-- start Selected passage --

With the streamlined Mays, Lyons, Arden adaptation, Dickens’ prose is steadfast, ironic, cryptic, paired down to an acute sensibility so that Mays vibrates his instrument to produce Scrooge, Marley, all the Cratchits, his nephew Fred, Scrooge’s sister, Fezziwig, the Christmas spirits, Londoners and other souls and beings with pointed, sonorous, gravelly, delicate, squeaky, smooth, guttural vocal modulations. In other instances with a mere look, smile, shake of the head, shrug of the shoulders or flip of the hand, we see each member of the Cratchit family sitting around the dinner table. The scene is the centerpiece of Mays’ wit and whimsy assisted by no special effects because he IS the master of the “stuff” of kinetic presentation.

Jefferson Mays in A Christmas Carol (courtesy of A Christmas Carol Live)

-- end Selected passage --
-- start Information provided --

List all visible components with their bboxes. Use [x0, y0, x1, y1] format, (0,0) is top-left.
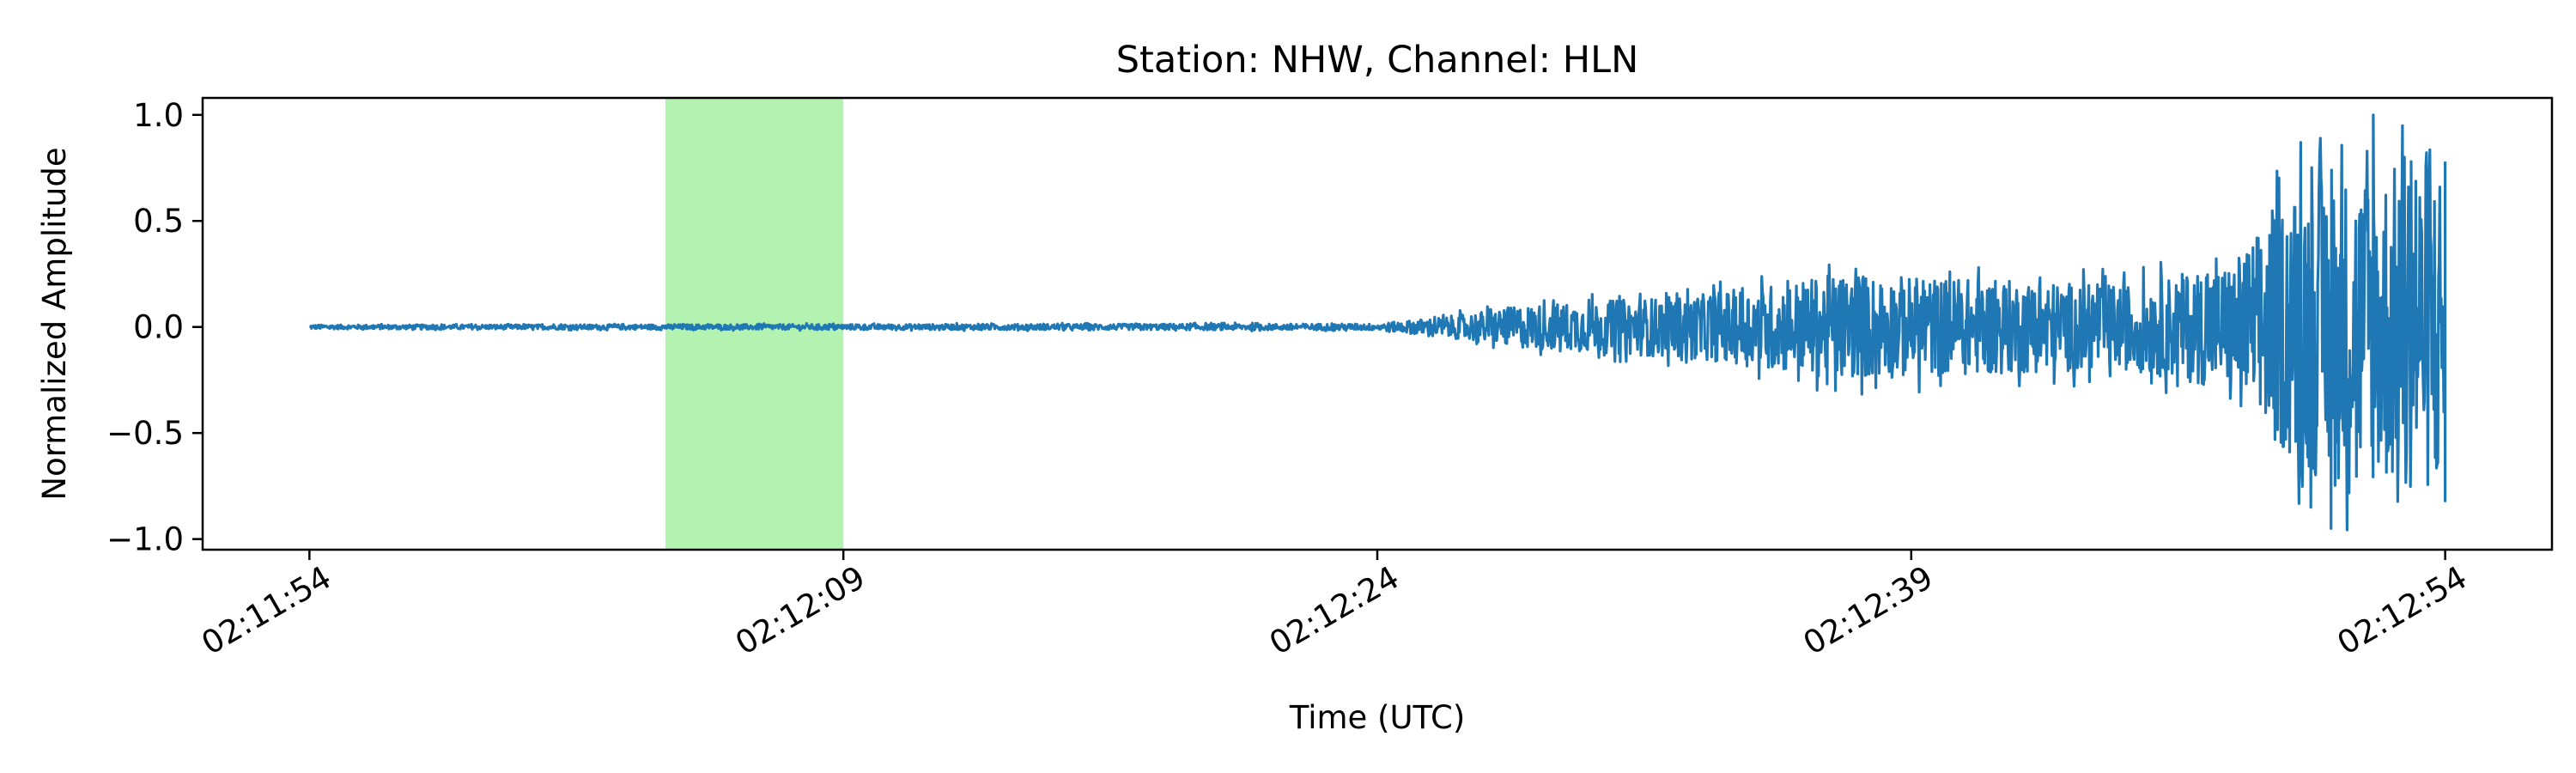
y-tick-label: 0.0: [133, 309, 184, 346]
waveform-line: [308, 113, 2447, 532]
y-axis-label: Normalized Amplitude: [36, 147, 73, 500]
x-tick-label: 02:12:39: [1797, 559, 1939, 662]
chart-title: Station: NHW, Channel: HLN: [1116, 39, 1639, 82]
x-tick-label: 02:11:54: [195, 559, 337, 662]
y-tick-label: −0.5: [106, 415, 184, 452]
waveform-trace-group: [308, 113, 2447, 532]
y-tick-label: 0.5: [133, 203, 184, 240]
x-tick-label: 02:12:09: [729, 559, 871, 662]
y-tick-label: −1.0: [106, 521, 184, 558]
x-axis-label: Time (UTC): [1289, 699, 1466, 736]
y-tick-label: 1.0: [133, 97, 184, 134]
y-axis: 1.0 0.5 0.0 −0.5 −1.0: [106, 97, 203, 558]
highlight-band-group: [665, 98, 844, 550]
x-tick-label: 02:12:54: [2331, 559, 2473, 662]
highlight-band: [665, 98, 844, 550]
x-axis: 02:11:54 02:12:09 02:12:24 02:12:39 02:12:54: [195, 550, 2473, 662]
x-tick-label: 02:12:24: [1263, 559, 1405, 662]
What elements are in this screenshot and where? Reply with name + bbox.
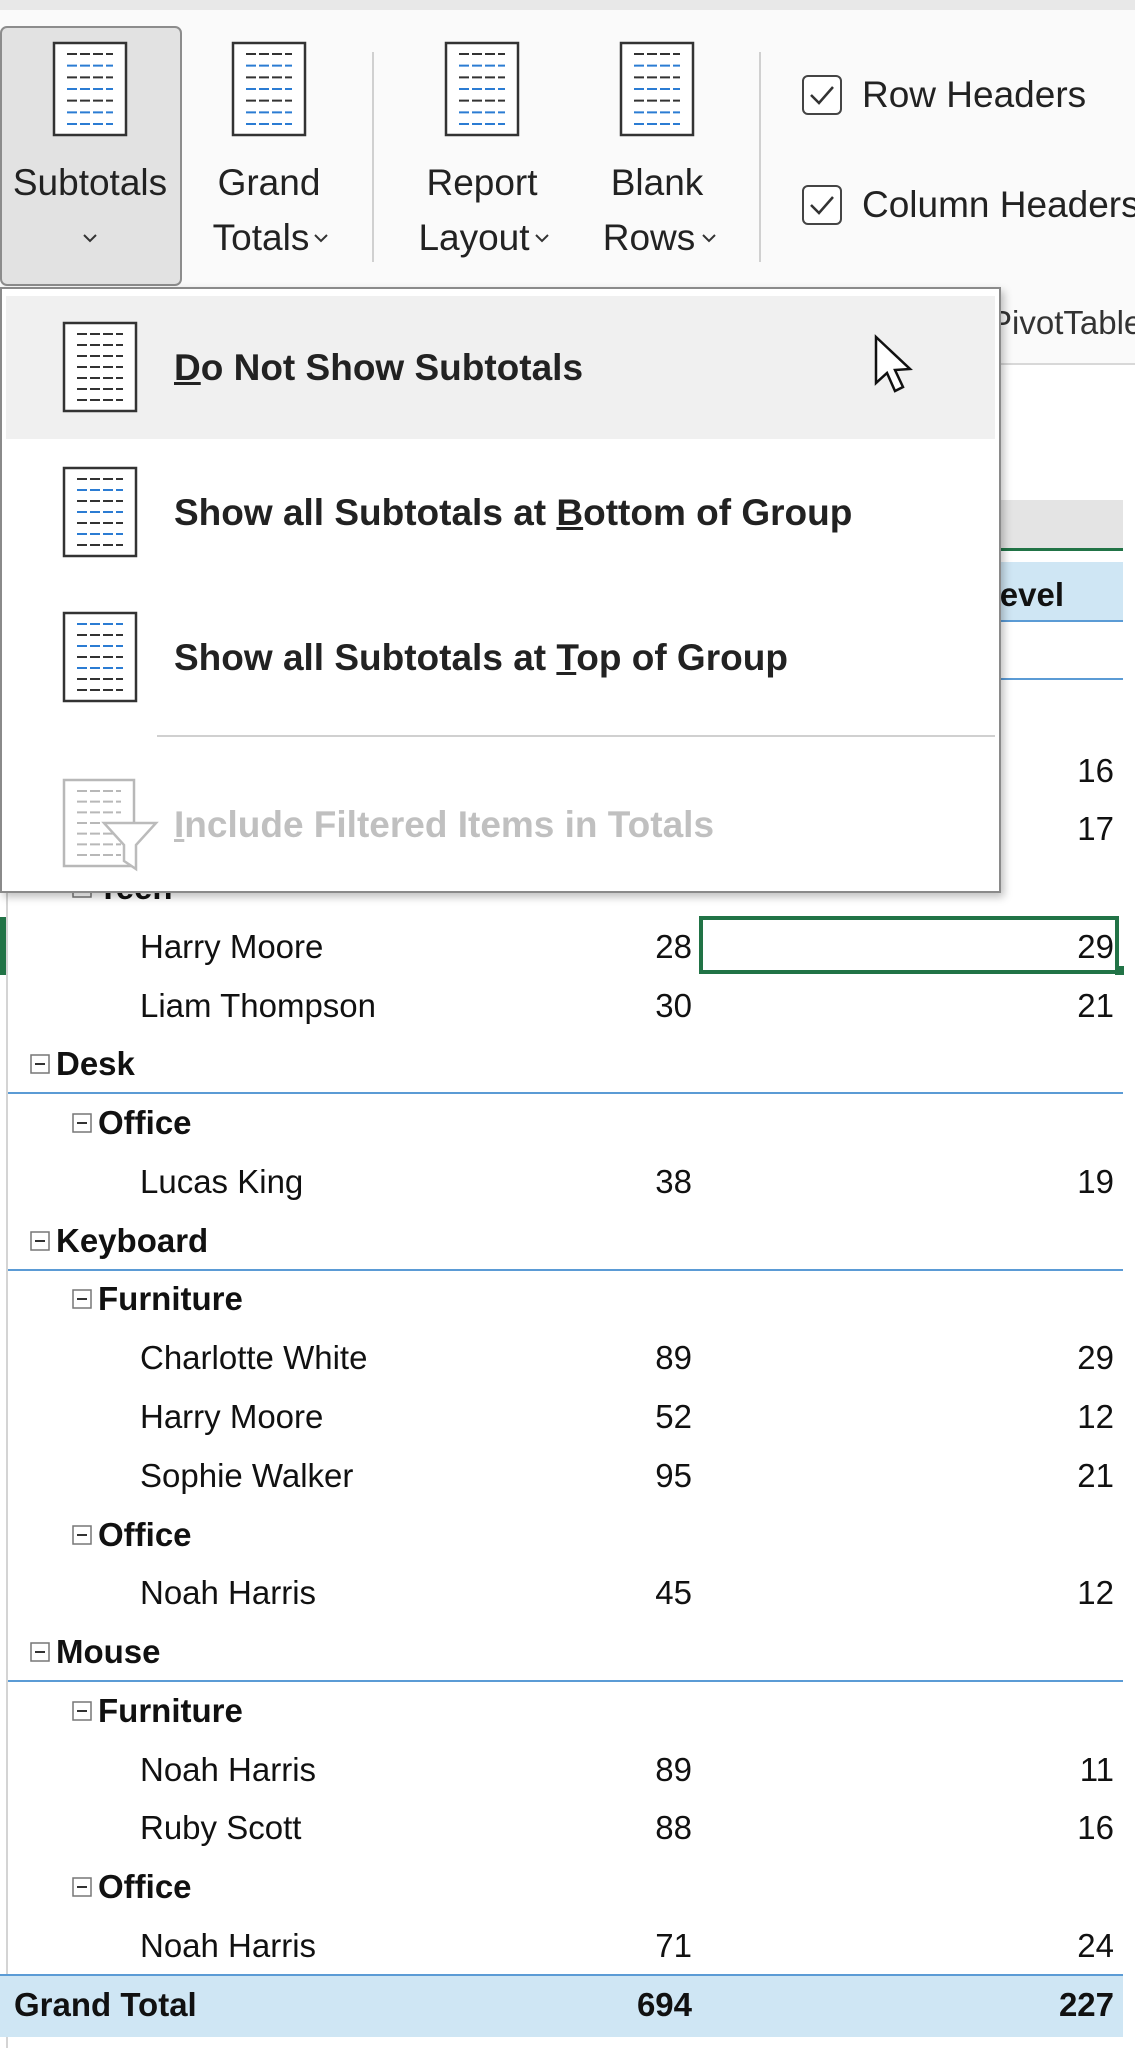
row-label: Lucas King [140, 1162, 304, 1200]
value-cell: 19 [1077, 1162, 1114, 1200]
grand-total-value: 227 [1058, 1985, 1114, 2023]
checkbox-label[interactable]: Row Headers [862, 74, 1087, 115]
collapse-button [30, 1054, 50, 1075]
menu-item[interactable]: Do Not Show Subtotals [174, 347, 584, 388]
value-cell: 71 [655, 1926, 692, 1964]
value-cell: 17 [1077, 810, 1114, 848]
row-label: Liam Thompson [140, 986, 377, 1024]
value-cell: 11 [1079, 1750, 1114, 1788]
column-header [999, 500, 1123, 551]
grand-total-label: Grand Total [14, 1985, 197, 2023]
group-line [8, 1680, 1123, 1683]
checkbox [802, 185, 842, 225]
filter-icon [101, 821, 159, 872]
row-label[interactable]: Office [98, 1515, 192, 1553]
value-cell: 28 [655, 927, 692, 965]
value-cell: 29 [1077, 927, 1114, 965]
icon [62, 321, 138, 413]
selected-cell[interactable] [699, 915, 1119, 974]
value-cell: 30 [655, 986, 692, 1024]
checkbox-label[interactable]: Column Headers [862, 184, 1135, 225]
ribbon-button-label[interactable]: Blank [610, 162, 704, 203]
row-label[interactable]: Keyboard [56, 1221, 209, 1259]
value-cell: 95 [655, 1456, 692, 1494]
icon [444, 41, 520, 137]
value-cell: 38 [655, 1162, 692, 1200]
collapse-button [30, 1230, 50, 1251]
chevron [314, 234, 328, 243]
group-label: PivotTable Style Options [990, 304, 1135, 341]
menu-item[interactable]: Show all Subtotals at Top of Group [174, 637, 788, 678]
collapse-button [72, 1289, 92, 1310]
value-cell: 24 [1077, 1926, 1114, 1964]
value-cell: 12 [1077, 1397, 1114, 1435]
menu-item-highlight [6, 296, 995, 439]
ribbon-button-label[interactable]: Report [426, 162, 538, 203]
row-label[interactable]: Mouse [56, 1633, 161, 1671]
value-cell: 89 [655, 1750, 692, 1788]
fill-handle [1115, 965, 1124, 975]
subtotals-menu: Do Not Show Subtotals Show all Subtotals … [0, 287, 1001, 893]
row-label: Harry Moore [140, 1397, 324, 1435]
value-cell: 52 [655, 1397, 692, 1435]
separator [372, 52, 374, 262]
ribbon-button-label[interactable]: Layout [418, 217, 530, 258]
value-cell: 45 [655, 1574, 692, 1612]
group-line [8, 1092, 1123, 1095]
sheet-edge [6, 880, 8, 2048]
icon [62, 611, 138, 703]
value-cell: 29 [1077, 1339, 1114, 1377]
row-label[interactable]: Office [98, 1104, 192, 1142]
collapse-button [30, 1642, 50, 1662]
separator [759, 52, 761, 262]
ribbon-button-label[interactable]: Subtotals [12, 162, 168, 203]
row-label: Harry Moore [140, 927, 324, 965]
collapse-button [72, 1113, 92, 1133]
grand-total-band [0, 1973, 1123, 2037]
menu-item[interactable]: Show all Subtotals at Bottom of Group [174, 492, 853, 533]
ribbon-button-label[interactable]: Rows [602, 217, 696, 258]
icon [52, 41, 128, 137]
checkbox [802, 75, 842, 115]
icon [231, 41, 307, 137]
row-label: Sophie Walker [140, 1456, 354, 1494]
value-cell: 21 [1077, 986, 1114, 1024]
value-cell: 89 [655, 1339, 692, 1377]
collapse-button [72, 1524, 92, 1545]
value-cell: 12 [1077, 1574, 1114, 1612]
value-cell: 16 [1077, 751, 1114, 789]
collapse-button [72, 1701, 92, 1721]
group-line [8, 1268, 1123, 1271]
row-label: Charlotte White [140, 1339, 368, 1377]
ribbon-button-label[interactable]: Totals [212, 217, 310, 258]
row-label[interactable]: Office [98, 1868, 192, 1906]
chevron [535, 234, 549, 243]
grand-total-value: 694 [636, 1985, 692, 2023]
row-label: Noah Harris [140, 1750, 317, 1788]
row-label: Noah Harris [140, 1574, 317, 1612]
mouse-cursor [874, 334, 913, 393]
menu-separator [157, 735, 995, 737]
collapse-button [72, 1877, 92, 1897]
value-cell: 88 [655, 1809, 692, 1847]
chevron [702, 234, 716, 243]
row-label[interactable]: Furniture [98, 1691, 243, 1729]
row-label: Ruby Scott [140, 1809, 302, 1847]
row-label: Noah Harris [140, 1926, 317, 1964]
chevron [83, 234, 97, 243]
value-cell: 21 [1077, 1456, 1114, 1494]
row-label[interactable]: Desk [56, 1045, 135, 1083]
ribbon-button-label[interactable]: Grand [217, 162, 321, 203]
icon [619, 41, 695, 137]
top-strip [0, 0, 1135, 10]
row-label[interactable]: Furniture [98, 1280, 243, 1318]
active-row-marker [0, 916, 6, 975]
menu-item: Include Filtered Items in Totals [174, 804, 715, 845]
icon [62, 466, 138, 558]
value-cell: 16 [1077, 1809, 1114, 1847]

-- end Information provided --

### What needs to be done
In the review of A Christmas Carol, which scene is called the centerpiece of Mays' wit and whimsy?

### Answer to this task
The scene of the Cratchit family sitting around the dinner table.